• [RAW DATA]:
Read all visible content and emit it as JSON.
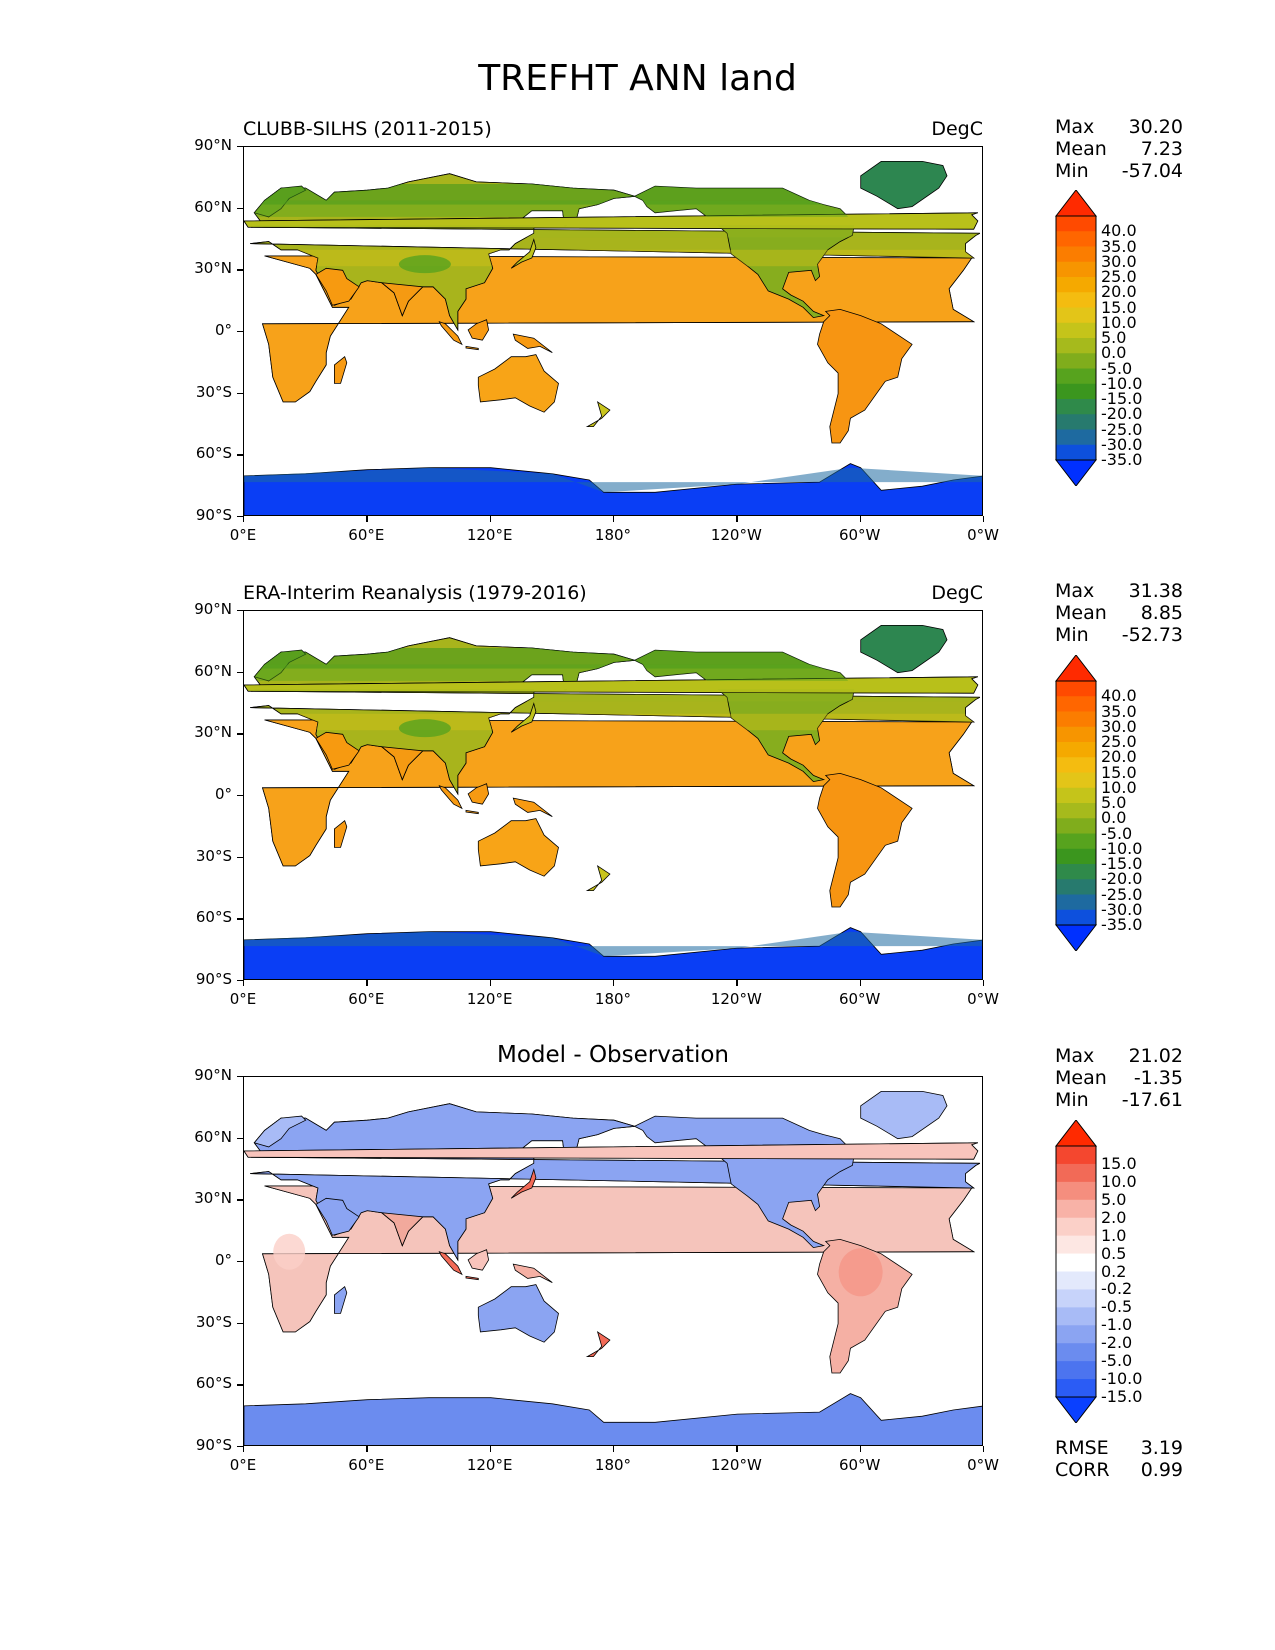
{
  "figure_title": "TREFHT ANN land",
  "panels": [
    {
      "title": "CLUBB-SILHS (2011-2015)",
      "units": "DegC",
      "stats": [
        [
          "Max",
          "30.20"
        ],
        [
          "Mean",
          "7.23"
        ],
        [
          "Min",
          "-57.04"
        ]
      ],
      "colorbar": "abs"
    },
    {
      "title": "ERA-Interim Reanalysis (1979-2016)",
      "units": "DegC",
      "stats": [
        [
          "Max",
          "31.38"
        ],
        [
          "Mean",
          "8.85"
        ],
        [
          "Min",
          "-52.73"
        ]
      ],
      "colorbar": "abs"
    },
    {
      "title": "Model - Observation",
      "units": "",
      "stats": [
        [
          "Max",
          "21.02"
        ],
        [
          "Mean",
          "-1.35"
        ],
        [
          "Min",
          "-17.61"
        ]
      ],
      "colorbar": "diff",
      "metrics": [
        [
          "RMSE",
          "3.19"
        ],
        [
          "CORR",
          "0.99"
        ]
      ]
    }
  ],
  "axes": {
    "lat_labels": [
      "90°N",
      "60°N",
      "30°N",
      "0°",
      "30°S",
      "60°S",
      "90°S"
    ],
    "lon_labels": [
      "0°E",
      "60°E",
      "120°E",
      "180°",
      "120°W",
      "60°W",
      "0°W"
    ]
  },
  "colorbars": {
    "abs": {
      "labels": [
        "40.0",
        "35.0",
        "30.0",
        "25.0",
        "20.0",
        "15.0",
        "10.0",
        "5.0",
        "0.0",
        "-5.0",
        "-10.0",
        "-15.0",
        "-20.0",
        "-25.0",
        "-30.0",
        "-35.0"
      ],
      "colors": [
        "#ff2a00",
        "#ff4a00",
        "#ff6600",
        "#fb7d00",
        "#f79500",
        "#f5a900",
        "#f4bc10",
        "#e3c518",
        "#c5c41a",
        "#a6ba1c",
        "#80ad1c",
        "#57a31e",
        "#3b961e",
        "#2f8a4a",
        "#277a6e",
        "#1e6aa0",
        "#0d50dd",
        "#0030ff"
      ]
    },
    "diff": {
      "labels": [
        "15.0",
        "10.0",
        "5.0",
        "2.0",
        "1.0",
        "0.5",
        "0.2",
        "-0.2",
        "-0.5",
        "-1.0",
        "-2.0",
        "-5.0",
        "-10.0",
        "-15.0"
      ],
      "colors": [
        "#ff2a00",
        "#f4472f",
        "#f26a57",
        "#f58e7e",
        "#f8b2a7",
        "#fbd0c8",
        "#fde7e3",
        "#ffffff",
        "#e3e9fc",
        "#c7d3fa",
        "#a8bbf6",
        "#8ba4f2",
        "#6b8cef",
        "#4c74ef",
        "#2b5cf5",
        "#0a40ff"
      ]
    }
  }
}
...
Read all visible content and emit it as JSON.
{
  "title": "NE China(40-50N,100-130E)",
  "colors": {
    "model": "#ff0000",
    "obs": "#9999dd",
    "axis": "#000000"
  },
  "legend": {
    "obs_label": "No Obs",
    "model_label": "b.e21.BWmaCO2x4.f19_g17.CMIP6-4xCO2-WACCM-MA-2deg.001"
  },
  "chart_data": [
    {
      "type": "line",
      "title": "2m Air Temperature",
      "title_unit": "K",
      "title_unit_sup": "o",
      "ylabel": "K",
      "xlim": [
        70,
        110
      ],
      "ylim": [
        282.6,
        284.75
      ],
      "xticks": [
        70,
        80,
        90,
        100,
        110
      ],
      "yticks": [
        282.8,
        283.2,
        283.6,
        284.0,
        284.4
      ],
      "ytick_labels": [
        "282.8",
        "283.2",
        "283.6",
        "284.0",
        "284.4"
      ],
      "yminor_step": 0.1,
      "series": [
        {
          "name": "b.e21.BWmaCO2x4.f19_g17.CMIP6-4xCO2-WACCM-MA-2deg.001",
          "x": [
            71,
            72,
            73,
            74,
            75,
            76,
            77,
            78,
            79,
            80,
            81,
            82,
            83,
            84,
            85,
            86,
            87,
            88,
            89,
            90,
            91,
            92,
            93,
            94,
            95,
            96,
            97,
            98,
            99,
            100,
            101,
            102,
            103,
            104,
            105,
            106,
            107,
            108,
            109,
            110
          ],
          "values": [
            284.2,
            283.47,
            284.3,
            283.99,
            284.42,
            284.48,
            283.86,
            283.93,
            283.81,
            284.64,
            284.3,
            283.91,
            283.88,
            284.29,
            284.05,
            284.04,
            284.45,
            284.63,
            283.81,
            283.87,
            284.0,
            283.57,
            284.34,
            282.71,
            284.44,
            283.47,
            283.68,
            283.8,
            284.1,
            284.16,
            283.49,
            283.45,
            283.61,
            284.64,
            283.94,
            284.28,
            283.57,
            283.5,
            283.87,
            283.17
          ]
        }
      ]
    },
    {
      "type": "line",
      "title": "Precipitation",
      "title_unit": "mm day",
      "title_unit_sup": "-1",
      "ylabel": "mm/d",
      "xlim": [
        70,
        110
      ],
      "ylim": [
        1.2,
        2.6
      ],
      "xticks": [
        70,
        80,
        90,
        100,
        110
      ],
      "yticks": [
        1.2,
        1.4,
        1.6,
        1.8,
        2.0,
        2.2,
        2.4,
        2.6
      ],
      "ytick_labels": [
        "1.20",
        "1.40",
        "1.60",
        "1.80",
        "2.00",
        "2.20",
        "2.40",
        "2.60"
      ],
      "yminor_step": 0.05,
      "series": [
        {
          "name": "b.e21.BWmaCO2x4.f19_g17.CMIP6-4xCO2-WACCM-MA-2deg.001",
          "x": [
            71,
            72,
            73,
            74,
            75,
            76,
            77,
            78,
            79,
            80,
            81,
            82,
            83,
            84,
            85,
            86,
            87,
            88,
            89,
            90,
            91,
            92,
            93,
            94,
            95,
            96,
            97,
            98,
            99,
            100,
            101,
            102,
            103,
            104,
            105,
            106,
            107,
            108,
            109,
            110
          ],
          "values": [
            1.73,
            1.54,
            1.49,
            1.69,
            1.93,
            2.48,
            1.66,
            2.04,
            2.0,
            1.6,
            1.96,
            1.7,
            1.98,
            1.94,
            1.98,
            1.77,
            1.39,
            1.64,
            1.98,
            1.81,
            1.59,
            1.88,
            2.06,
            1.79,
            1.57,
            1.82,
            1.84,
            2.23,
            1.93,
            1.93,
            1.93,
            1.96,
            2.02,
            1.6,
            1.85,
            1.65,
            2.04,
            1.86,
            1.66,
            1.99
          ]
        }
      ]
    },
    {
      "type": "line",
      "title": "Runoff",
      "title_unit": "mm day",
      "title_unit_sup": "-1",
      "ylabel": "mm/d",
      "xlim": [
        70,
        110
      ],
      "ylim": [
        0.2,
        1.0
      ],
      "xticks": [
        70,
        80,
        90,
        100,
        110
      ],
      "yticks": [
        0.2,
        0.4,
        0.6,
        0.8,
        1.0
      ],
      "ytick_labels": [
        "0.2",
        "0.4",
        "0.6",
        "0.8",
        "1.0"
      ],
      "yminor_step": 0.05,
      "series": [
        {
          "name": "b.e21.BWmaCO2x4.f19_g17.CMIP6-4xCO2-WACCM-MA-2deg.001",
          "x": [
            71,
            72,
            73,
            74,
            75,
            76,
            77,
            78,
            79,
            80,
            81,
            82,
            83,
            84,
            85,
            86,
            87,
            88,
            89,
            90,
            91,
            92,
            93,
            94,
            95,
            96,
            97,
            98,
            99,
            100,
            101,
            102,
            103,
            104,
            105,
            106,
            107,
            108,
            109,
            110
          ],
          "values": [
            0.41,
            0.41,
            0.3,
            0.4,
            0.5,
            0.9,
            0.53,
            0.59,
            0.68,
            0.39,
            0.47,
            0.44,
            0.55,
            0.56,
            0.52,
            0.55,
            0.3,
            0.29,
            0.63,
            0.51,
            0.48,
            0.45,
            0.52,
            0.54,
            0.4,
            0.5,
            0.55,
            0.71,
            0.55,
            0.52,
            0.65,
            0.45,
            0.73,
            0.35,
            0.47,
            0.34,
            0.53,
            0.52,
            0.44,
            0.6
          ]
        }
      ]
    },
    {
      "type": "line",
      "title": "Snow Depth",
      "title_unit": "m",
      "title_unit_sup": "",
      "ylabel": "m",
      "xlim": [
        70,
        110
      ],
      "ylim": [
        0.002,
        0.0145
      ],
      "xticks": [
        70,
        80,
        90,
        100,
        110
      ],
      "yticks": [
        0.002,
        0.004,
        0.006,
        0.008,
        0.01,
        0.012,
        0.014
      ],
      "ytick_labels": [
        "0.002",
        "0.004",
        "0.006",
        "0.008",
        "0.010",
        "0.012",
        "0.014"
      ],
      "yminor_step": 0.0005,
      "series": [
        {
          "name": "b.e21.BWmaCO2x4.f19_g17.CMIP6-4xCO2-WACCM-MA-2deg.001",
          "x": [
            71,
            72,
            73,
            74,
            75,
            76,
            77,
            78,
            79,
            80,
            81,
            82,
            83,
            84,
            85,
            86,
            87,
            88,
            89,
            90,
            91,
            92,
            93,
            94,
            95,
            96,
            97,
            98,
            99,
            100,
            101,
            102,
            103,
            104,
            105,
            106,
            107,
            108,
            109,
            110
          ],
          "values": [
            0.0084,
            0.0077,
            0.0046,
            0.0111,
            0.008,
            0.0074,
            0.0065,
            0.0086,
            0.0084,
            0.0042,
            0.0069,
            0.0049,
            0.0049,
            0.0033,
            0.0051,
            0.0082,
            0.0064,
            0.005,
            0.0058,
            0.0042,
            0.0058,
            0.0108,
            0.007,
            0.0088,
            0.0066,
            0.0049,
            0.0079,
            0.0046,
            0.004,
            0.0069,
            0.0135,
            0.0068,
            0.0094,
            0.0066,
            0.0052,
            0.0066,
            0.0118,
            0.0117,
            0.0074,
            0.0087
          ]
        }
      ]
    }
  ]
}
==
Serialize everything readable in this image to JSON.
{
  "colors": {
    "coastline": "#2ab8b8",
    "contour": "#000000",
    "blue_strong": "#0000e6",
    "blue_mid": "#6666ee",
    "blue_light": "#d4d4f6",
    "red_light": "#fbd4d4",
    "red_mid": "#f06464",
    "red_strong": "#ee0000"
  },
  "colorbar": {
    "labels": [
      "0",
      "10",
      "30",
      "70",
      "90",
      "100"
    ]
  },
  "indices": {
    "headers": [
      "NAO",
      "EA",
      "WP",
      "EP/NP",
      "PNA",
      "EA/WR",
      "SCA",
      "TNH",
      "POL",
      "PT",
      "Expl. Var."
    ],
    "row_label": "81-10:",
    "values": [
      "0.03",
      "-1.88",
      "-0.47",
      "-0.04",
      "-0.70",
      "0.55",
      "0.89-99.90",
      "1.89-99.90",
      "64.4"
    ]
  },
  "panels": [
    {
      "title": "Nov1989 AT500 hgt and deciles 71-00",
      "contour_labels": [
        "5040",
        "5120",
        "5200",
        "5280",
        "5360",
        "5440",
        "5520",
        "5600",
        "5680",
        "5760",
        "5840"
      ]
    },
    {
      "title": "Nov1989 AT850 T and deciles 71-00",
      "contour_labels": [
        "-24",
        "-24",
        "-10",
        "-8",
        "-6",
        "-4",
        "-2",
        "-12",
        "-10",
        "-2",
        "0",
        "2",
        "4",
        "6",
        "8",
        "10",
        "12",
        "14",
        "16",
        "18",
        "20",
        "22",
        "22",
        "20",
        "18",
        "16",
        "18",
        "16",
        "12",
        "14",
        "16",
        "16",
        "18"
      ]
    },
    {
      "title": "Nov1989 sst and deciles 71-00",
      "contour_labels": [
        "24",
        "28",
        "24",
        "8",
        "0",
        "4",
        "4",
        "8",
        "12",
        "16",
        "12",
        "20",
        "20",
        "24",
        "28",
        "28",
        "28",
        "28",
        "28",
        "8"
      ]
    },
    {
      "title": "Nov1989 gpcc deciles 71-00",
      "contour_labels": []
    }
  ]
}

• [WHAT THE TASK REQUIRES]:
Locate the string "deciles" in the listing above and copy every line where it occurs.

• [RESPONSE]:
      "title": "Nov1989 AT500 hgt and deciles 71-00",
      "title": "Nov1989 AT850 T and deciles 71-00",
      "title": "Nov1989 sst and deciles 71-00",
      "title": "Nov1989 gpcc deciles 71-00",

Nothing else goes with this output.